YOUR TASK: Retype the listing that follows, word for word.

MATERIALS PROVIDED:
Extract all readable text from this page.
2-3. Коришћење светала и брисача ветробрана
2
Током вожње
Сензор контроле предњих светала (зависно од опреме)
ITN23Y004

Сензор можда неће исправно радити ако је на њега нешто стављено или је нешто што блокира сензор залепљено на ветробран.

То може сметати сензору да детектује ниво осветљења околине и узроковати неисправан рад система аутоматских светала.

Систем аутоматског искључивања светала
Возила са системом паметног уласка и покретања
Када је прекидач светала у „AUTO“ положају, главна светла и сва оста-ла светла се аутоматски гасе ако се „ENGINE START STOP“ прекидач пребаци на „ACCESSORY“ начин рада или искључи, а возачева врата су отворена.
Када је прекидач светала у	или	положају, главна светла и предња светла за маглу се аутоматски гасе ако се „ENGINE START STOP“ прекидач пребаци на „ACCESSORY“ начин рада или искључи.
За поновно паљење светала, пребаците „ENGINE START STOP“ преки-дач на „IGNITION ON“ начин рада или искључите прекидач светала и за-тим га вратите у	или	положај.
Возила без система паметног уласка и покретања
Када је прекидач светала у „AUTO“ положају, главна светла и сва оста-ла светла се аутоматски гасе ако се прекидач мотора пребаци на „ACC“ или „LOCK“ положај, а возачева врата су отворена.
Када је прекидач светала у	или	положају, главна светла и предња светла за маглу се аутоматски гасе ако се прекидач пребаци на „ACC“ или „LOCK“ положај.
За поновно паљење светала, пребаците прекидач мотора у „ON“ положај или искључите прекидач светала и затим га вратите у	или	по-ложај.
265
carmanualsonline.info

RESPONSE BELOW:
Extract all readable text from this page.
2-3. Коришћење светала и брисача ветробрана
2
Током вожње
Сензор контроле предњих светала (зависно од опреме)
ITN23Y004

Сензор можда неће исправно радити ако је на њега нешто стављено или је нешто што блокира сензор залепљено на ветробран.

То може сметати сензору да детектује ниво осветљења околине и узроковати неисправан рад система аутоматских светала.

Систем аутоматског искључивања светала
Возила са системом паметног уласка и покретања
Када је прекидач светала у „AUTO“ положају, главна светла и сва оста-ла светла се аутоматски гасе ако се „ENGINE START STOP“ прекидач пребаци на „ACCESSORY“ начин рада или искључи, а возачева врата су отворена.
Када је прекидач светала у	или	положају, главна светла и предња светла за маглу се аутоматски гасе ако се „ENGINE START STOP“ прекидач пребаци на „ACCESSORY“ начин рада или искључи.
За поновно паљење светала, пребаците „ENGINE START STOP“ преки-дач на „IGNITION ON“ начин рада или искључите прекидач светала и за-тим га вратите у	или	положај.
Возила без система паметног уласка и покретања
Када је прекидач светала у „AUTO“ положају, главна светла и сва оста-ла светла се аутоматски гасе ако се прекидач мотора пребаци на „ACC“ или „LOCK“ положај, а возачева врата су отворена.
Када је прекидач светала у	или	положају, главна светла и предња светла за маглу се аутоматски гасе ако се прекидач пребаци на „ACC“ или „LOCK“ положај.
За поновно паљење светала, пребаците прекидач мотора у „ON“ положај или искључите прекидач светала и затим га вратите у	или	по-ложај.
265
carmanualsonline.info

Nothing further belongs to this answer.